▶ **EXERCISE MATERIALS**
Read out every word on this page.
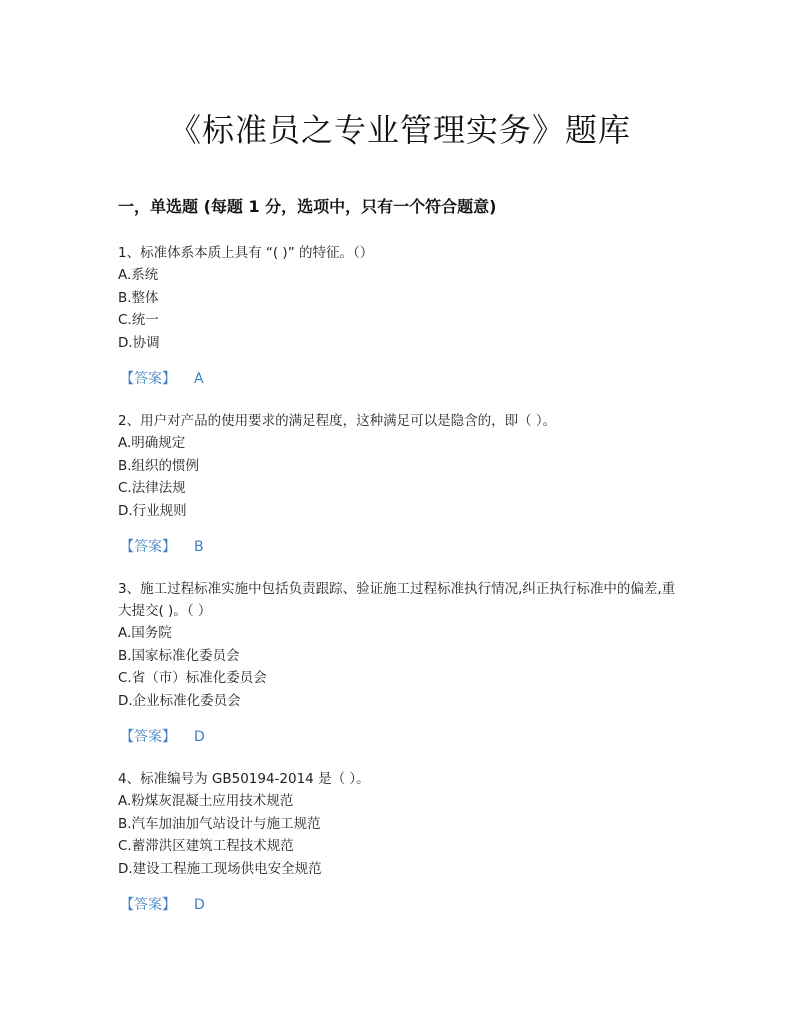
《标准员之专业管理实务》题库
一，单选题 (每题 1 分，选项中，只有一个符合题意)

1、标准体系本质上具有 “( )” 的特征。（）

A.系统

B.整体

C.统一

D.协调

【答案】 A

2、用户对产品的使用要求的满足程度，这种满足可以是隐含的，即（ ）。

A.明确规定

B.组织的惯例

C.法律法规

D.行业规则

【答案】 B

3、施工过程标准实施中包括负责跟踪、验证施工过程标准执行情况,纠正执行标准中的偏差,重大提交( )。（ ）

A.国务院

B.国家标准化委员会

C.省（市）标准化委员会

D.企业标准化委员会

【答案】 D

4、标准编号为 GB50194-2014 是（ ）。

A.粉煤灰混凝土应用技术规范

B.汽车加油加气站设计与施工规范

C.蓄滞洪区建筑工程技术规范

D.建设工程施工现场供电安全规范

【答案】 D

▶ **PROBLEM TO WORK ON**
Repeat the data exactly, excluding the pictures.

▶ **SOLUTION TO THIS TASK**
Read out every word on this page.
《标准员之专业管理实务》题库
一，单选题 (每题 1 分，选项中，只有一个符合题意)

1、标准体系本质上具有 “( )” 的特征。（）

A.系统

B.整体

C.统一

D.协调

【答案】 A

2、用户对产品的使用要求的满足程度，这种满足可以是隐含的，即（ ）。

A.明确规定

B.组织的惯例

C.法律法规

D.行业规则

【答案】 B

3、施工过程标准实施中包括负责跟踪、验证施工过程标准执行情况,纠正执行标准中的偏差,重大提交( )。（ ）

A.国务院

B.国家标准化委员会

C.省（市）标准化委员会

D.企业标准化委员会

【答案】 D

4、标准编号为 GB50194-2014 是（ ）。

A.粉煤灰混凝土应用技术规范

B.汽车加油加气站设计与施工规范

C.蓄滞洪区建筑工程技术规范

D.建设工程施工现场供电安全规范

【答案】 D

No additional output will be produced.